(Records contained in a dataset)
** Begin **

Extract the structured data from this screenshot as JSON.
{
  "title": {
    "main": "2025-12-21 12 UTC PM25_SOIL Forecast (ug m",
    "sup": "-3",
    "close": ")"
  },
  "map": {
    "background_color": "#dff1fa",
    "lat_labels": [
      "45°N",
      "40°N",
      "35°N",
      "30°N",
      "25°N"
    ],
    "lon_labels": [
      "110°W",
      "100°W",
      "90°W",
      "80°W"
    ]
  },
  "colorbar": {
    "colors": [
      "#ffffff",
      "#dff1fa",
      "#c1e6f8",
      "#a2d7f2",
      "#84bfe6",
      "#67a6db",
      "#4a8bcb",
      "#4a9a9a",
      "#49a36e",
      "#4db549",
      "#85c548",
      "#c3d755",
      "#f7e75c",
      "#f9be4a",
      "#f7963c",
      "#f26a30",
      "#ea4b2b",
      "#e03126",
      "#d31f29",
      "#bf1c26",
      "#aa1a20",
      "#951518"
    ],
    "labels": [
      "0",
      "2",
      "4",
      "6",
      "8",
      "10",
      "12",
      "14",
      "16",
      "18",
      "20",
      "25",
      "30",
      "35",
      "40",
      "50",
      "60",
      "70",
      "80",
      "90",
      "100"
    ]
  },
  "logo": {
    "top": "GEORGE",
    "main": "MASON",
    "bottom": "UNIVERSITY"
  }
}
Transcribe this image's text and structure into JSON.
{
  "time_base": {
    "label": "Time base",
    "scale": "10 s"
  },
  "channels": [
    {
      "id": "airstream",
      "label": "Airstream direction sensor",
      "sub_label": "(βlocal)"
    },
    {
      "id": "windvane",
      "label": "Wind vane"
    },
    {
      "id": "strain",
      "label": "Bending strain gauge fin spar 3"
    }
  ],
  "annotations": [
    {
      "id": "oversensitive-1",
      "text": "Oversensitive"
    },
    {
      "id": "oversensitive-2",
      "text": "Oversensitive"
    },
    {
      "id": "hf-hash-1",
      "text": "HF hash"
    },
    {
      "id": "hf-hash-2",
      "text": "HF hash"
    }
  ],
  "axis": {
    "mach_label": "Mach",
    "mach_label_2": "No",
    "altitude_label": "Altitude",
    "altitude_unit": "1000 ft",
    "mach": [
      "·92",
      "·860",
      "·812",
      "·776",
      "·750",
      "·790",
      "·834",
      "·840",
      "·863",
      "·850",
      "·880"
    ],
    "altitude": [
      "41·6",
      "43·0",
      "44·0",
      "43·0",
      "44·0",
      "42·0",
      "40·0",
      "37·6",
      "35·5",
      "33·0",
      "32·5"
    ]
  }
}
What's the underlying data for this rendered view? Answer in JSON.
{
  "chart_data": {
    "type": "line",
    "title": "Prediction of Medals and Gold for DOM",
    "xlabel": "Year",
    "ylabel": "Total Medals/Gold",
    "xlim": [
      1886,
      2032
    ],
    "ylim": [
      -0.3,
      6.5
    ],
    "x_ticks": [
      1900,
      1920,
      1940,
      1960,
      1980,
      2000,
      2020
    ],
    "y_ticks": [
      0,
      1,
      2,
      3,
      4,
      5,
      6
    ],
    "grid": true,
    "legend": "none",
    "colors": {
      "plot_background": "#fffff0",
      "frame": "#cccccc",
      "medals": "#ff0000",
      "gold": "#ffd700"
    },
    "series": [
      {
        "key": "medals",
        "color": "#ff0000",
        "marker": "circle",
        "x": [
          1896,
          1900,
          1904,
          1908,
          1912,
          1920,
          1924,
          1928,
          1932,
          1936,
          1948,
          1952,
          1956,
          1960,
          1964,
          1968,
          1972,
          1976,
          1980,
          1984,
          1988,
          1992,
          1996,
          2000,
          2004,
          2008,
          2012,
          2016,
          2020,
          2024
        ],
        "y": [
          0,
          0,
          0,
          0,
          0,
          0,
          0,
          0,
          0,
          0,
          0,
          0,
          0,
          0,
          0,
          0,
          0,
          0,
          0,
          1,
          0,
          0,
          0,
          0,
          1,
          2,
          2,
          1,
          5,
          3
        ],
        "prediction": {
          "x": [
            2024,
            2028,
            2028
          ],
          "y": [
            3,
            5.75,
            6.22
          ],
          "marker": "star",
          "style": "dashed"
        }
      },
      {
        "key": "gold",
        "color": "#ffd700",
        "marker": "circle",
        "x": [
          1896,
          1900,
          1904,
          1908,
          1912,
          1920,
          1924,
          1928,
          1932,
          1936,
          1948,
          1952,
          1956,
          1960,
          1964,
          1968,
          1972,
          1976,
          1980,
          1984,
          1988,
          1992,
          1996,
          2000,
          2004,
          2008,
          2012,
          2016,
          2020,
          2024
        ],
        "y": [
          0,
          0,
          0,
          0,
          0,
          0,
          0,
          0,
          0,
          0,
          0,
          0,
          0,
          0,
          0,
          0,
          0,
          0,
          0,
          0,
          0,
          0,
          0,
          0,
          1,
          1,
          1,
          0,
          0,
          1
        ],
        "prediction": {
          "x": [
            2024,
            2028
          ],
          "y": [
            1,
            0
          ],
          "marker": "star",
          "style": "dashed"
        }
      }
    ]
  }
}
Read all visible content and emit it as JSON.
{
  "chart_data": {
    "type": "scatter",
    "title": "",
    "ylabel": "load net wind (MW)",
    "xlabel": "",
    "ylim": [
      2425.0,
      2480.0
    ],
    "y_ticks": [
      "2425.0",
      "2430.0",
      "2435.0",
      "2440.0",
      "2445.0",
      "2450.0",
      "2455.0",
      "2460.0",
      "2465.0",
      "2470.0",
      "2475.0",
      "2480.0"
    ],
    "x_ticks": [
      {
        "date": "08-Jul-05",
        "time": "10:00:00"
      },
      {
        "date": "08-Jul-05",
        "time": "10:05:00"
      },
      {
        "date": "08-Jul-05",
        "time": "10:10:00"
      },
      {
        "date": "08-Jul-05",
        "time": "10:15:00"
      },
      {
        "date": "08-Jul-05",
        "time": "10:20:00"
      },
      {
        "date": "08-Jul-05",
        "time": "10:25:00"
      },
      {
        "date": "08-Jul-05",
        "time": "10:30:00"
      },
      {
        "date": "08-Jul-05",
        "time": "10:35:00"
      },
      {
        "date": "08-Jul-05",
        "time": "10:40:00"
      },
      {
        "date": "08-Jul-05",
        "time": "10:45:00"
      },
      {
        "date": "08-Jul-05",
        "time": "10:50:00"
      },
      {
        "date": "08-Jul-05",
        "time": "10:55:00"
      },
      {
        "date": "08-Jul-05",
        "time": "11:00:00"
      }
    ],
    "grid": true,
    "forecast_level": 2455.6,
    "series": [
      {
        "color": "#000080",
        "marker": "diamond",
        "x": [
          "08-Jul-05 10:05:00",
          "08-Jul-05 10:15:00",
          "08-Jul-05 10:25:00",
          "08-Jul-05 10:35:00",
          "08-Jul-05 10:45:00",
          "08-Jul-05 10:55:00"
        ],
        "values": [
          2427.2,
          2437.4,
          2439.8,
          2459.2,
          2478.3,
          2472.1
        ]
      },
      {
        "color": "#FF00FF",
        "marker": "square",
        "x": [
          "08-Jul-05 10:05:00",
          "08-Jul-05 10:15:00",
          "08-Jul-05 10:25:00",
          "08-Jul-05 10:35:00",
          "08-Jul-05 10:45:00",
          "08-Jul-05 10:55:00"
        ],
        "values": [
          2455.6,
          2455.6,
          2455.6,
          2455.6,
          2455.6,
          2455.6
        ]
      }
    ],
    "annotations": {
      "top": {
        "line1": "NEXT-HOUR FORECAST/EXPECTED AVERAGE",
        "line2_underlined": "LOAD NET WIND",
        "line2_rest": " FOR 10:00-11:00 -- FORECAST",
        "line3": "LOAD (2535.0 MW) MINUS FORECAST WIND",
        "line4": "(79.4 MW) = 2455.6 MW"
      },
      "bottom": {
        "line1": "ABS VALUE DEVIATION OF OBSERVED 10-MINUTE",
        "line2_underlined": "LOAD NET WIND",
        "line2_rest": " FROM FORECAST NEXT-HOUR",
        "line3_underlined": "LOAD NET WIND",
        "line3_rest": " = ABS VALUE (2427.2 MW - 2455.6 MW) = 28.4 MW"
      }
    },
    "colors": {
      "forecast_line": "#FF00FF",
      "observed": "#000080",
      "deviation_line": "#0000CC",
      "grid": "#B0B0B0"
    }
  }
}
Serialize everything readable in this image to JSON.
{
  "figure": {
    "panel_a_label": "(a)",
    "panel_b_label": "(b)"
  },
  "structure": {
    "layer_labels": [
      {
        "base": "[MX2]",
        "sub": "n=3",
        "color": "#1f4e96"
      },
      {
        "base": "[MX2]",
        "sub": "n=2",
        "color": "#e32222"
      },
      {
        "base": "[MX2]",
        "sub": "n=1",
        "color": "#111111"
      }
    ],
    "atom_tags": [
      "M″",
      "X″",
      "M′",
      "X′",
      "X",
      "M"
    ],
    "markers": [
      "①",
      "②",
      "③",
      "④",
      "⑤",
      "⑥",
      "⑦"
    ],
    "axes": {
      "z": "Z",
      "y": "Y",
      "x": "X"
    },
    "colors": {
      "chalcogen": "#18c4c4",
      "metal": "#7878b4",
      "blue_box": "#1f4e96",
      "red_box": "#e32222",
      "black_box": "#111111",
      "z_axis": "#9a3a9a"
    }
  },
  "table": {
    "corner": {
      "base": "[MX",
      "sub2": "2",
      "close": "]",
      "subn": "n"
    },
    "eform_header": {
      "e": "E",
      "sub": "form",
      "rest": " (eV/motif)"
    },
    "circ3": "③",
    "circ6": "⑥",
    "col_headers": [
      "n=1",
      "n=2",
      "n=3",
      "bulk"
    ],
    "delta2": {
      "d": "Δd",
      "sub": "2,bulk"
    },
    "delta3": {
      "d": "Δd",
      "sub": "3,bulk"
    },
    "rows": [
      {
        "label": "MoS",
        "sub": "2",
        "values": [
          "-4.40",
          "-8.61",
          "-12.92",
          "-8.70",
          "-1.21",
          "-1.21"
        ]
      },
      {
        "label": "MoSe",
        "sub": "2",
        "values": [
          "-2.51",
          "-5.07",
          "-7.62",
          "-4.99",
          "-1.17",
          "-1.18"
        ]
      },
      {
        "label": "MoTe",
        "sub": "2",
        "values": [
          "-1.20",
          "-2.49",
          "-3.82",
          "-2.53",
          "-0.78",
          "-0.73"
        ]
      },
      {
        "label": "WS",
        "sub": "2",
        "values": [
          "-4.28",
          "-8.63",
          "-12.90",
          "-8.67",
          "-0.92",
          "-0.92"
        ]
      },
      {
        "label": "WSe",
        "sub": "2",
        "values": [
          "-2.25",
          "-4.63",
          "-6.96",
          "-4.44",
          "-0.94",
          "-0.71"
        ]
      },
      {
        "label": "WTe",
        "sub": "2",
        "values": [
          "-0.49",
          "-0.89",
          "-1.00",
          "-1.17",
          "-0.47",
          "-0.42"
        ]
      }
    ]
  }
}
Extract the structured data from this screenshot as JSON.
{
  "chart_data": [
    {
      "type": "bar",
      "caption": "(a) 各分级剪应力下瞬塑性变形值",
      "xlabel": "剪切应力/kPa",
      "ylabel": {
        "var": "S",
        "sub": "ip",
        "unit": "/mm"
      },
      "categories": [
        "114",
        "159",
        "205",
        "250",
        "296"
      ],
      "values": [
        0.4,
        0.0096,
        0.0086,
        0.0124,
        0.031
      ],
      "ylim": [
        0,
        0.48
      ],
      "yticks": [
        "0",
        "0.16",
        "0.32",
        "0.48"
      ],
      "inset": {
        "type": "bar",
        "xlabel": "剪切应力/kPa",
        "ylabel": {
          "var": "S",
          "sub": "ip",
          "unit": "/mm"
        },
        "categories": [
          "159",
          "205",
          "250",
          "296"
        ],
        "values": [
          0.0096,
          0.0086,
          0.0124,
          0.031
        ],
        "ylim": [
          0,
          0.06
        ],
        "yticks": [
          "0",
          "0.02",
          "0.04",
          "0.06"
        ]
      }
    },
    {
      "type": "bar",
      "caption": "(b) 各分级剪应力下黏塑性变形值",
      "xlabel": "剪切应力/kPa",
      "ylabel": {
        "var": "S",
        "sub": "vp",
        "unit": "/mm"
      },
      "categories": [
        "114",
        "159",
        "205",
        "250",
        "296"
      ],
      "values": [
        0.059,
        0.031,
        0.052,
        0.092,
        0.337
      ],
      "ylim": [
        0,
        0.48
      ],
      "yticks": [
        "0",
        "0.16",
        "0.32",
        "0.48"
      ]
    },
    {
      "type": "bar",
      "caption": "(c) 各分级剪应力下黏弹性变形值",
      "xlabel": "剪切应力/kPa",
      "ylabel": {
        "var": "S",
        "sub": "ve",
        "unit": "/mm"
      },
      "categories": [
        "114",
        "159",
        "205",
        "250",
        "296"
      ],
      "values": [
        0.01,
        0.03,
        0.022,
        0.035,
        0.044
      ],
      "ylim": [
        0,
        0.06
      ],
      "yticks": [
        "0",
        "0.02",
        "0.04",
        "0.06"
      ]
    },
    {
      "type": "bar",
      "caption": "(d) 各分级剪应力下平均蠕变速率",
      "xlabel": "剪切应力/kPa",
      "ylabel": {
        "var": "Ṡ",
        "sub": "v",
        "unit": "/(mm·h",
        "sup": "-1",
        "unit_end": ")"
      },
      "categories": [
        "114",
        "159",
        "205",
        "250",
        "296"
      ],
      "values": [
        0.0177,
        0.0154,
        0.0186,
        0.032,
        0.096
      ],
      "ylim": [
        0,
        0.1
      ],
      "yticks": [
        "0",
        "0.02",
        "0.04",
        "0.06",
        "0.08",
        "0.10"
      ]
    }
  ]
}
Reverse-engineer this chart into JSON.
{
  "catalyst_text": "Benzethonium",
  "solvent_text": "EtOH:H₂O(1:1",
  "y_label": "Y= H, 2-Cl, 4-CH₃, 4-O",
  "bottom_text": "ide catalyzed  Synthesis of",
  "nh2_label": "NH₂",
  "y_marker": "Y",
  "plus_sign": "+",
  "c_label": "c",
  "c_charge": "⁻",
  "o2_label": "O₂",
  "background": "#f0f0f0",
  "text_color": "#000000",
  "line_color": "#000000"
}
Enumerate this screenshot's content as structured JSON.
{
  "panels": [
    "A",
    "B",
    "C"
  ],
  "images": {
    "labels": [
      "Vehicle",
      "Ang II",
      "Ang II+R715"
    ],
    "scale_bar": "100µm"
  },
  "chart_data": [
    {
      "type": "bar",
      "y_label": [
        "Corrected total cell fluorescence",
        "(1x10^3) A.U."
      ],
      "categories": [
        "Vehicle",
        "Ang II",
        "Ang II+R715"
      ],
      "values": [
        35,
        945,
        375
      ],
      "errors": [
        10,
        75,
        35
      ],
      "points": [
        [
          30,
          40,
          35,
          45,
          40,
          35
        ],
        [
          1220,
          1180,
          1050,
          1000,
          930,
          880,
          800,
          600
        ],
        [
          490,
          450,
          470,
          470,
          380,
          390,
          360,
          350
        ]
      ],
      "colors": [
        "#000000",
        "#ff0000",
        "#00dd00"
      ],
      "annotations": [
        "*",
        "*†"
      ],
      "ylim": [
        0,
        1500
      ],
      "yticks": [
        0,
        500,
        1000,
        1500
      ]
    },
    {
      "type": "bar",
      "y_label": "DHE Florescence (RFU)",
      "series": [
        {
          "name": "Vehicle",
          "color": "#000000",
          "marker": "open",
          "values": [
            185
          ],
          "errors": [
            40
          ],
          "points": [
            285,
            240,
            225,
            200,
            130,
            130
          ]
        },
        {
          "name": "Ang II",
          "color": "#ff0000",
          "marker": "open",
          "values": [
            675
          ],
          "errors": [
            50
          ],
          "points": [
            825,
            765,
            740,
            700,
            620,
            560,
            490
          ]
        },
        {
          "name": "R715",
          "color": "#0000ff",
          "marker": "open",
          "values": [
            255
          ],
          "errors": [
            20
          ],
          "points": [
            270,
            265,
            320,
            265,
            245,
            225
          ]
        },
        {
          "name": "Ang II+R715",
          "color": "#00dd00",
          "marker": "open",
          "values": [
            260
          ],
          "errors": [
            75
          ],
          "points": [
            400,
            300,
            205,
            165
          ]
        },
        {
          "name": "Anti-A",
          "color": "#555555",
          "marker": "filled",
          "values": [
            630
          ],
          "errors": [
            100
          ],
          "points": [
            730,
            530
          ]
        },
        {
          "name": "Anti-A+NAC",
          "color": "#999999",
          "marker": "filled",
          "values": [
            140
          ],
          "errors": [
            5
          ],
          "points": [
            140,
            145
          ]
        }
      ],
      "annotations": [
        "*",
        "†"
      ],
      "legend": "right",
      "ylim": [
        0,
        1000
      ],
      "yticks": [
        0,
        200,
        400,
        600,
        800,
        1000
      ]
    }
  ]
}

** End **

→ **Your objective**:
Show every line from the entries above in which "title" appears.

→ **Written answer**:
  "title": {
    "title": "Prediction of Medals and Gold for DOM",
    "title": "",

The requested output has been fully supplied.